Segmento del documento
────────────────
TIRALE Napoleone

TIRALE Napoleone

(Lonato, 3 luglio 1888 - Fossoli, 12 luglio 1944). Di Giacomo e di Dorina (Teodora) Briola. Capitano e poi tenente colonnello del regio esercito, avvocato. Nel 1911 partecipò alla guerra libica e poi alla I guerra mondiale, nella quale venne ferito quattro volte e decorato al valor militare. Ottenuta l'aspettativa, si dedicò all'avvocatura a Milano, dove si era trasferito nel 1921. Richiamato alle armi nel 1939, combatté in Libia, in Grecia e in Russia. L'8 settembre 1943 a Bassano riceveva l'ordine dal suo stesso generale di arrendersi ai tedeschi. Si recava allora a Bologna e poi a Padova per gettare le basi della resistenza, d'intesa col movimento insurrezionale clandestino di Milano. A Milano appunto, dove si era recato a prendere accordi ed istruzioni, il 25 novembre 1943 veniva arrestato per il tradimento di una spia. Incarcerato a San Vittore, vi rimase fino al 25 aprile 1944 quando venne trasferito a Fossoli. In questo frattempo anche la moglie, Annetta Chimeri, che aveva sposato a Brescia nel 1916, veniva incarcerata per tre mesi, resistendo a insistenti interrogatori. Da parte sua rinunciò al grado di colonnello. Alla vigilia del trasferimento in Germania, venne fucilato con altri 67 compagni di sventura nella notte del 12 luglio 1944.
────────────────
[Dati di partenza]
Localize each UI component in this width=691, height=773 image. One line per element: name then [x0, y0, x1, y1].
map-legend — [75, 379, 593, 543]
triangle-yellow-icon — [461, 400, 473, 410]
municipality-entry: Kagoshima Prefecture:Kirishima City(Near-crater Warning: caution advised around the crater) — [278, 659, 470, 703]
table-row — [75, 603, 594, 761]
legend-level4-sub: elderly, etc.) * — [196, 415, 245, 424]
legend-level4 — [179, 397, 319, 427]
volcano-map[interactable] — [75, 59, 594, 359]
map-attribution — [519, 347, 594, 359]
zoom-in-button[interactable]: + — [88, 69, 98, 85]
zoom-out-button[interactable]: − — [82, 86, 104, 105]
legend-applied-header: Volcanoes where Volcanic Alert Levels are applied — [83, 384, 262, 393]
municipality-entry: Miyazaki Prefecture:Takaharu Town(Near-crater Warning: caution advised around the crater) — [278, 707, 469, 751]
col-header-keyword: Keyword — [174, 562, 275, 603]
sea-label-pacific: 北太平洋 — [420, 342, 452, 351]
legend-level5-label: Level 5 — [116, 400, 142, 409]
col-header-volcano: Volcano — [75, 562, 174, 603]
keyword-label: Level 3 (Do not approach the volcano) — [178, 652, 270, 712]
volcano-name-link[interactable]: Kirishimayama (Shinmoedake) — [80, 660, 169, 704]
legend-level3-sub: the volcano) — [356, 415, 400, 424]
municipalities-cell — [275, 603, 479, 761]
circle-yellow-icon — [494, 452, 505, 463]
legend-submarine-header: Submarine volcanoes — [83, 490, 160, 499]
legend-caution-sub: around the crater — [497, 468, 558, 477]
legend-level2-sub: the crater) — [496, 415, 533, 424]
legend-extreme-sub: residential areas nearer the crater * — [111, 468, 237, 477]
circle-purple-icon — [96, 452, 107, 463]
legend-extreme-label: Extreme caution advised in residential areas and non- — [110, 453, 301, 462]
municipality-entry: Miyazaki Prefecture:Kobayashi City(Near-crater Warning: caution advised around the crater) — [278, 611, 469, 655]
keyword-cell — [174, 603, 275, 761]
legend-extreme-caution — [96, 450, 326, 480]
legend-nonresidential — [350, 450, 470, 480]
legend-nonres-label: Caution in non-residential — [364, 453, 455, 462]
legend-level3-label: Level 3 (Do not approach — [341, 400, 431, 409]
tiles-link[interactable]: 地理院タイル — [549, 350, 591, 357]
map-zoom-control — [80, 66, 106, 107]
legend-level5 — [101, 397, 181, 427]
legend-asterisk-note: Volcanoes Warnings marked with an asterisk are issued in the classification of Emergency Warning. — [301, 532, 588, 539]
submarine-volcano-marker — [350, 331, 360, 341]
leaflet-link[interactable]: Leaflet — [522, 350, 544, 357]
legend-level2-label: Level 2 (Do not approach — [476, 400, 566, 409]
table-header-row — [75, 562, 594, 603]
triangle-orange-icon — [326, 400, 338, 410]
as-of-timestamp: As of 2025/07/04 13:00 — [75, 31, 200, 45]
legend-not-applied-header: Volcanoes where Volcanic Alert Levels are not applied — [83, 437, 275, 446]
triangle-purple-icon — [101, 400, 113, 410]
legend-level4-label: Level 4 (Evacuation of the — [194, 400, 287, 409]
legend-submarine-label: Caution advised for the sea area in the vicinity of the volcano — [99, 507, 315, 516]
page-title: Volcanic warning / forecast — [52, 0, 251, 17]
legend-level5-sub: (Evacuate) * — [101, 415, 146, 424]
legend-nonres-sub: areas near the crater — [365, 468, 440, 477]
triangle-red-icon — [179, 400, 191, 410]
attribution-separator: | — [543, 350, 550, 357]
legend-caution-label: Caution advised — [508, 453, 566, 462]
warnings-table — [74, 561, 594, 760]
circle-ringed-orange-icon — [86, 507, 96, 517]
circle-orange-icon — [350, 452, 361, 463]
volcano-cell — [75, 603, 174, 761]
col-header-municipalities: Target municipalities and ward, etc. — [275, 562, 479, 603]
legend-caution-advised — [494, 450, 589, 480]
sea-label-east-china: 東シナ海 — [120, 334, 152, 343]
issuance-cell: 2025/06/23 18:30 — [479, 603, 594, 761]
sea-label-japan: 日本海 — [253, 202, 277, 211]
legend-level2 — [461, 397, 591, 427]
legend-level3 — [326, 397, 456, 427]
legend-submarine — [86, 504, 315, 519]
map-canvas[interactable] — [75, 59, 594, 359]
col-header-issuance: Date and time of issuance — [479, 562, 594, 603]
────────────────
Obiettivo dell'esercizio
Rispondi alle domande usando la scheda biografica su Napoleone Tirale.
(a) In quale anno si trasferì a Milano?
(b) In quale città e in quale anno sposò Annetta Chimeri?
(c) In quale data venne trasferito da San Vittore a Fossoli?
Per questo esercizio i dati non sono necessari.

Risposta al compito
(a) Nel 1921.
(b) A Brescia, nel 1916.
(c) Il 25 aprile 1944.